>> BEGIN Items

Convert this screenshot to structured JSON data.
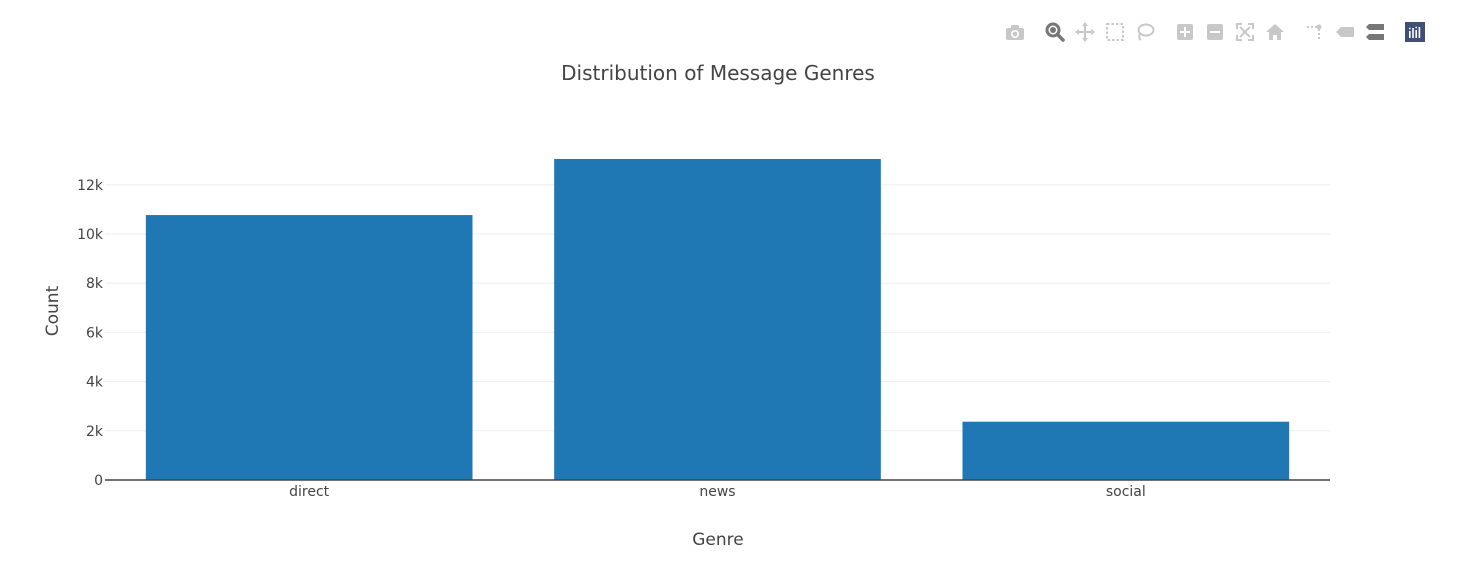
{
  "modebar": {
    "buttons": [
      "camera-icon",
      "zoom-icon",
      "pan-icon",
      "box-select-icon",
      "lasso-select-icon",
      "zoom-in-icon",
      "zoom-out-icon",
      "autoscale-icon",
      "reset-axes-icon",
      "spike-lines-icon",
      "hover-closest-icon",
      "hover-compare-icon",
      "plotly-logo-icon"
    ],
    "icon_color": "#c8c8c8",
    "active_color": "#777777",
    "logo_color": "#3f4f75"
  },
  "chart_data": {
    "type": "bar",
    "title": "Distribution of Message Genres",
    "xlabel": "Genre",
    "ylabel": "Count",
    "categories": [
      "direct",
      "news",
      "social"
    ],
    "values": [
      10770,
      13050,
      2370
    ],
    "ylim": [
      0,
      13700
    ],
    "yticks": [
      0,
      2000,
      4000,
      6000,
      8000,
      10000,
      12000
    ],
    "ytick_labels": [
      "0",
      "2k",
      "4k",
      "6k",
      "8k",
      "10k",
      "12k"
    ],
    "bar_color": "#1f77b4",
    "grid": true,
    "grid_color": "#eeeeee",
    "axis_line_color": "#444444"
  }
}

>> END Items
>> BEGIN Items

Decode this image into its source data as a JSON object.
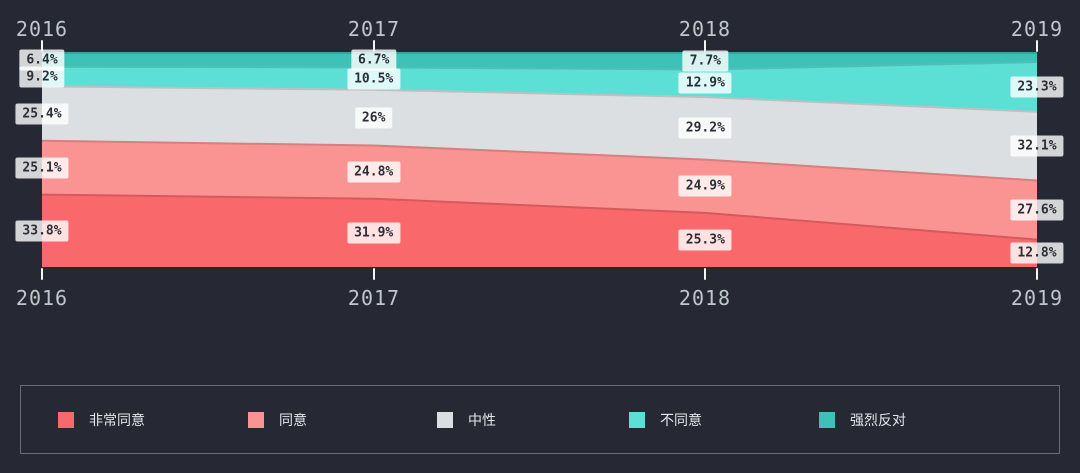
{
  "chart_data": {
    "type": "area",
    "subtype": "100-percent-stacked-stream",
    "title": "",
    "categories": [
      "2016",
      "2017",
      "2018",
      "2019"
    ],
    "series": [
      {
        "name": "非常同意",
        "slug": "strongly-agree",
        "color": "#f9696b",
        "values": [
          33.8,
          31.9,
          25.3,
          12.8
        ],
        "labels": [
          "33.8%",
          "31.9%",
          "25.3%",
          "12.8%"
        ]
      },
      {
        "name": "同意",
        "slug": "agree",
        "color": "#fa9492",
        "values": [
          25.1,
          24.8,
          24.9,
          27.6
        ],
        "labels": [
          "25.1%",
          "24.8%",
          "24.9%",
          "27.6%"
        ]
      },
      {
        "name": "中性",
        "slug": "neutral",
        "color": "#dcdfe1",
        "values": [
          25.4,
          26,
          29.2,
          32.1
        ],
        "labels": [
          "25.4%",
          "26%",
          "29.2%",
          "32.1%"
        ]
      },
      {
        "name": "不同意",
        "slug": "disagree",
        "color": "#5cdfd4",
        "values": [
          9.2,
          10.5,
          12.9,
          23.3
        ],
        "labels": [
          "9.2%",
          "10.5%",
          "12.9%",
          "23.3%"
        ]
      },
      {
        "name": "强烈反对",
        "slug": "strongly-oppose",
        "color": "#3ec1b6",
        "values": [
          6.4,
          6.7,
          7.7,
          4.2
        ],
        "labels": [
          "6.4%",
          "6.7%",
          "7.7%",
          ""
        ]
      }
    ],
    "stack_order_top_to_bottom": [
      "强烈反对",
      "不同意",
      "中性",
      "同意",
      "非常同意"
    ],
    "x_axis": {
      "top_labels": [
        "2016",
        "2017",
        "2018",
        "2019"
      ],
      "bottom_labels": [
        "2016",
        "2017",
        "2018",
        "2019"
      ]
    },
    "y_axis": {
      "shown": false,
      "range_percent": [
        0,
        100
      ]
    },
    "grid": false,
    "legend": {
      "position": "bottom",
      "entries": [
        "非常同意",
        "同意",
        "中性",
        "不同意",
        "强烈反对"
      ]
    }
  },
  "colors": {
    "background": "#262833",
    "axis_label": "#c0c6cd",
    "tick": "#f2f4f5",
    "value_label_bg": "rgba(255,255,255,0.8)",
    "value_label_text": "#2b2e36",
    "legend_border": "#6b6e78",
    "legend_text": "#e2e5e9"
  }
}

>> END Items

**Short exercise**
Scan the entries above. Copy each line that has the string "title".

**Exercise solution**
    "title": "Distribution of Message Genres",
    "title": "",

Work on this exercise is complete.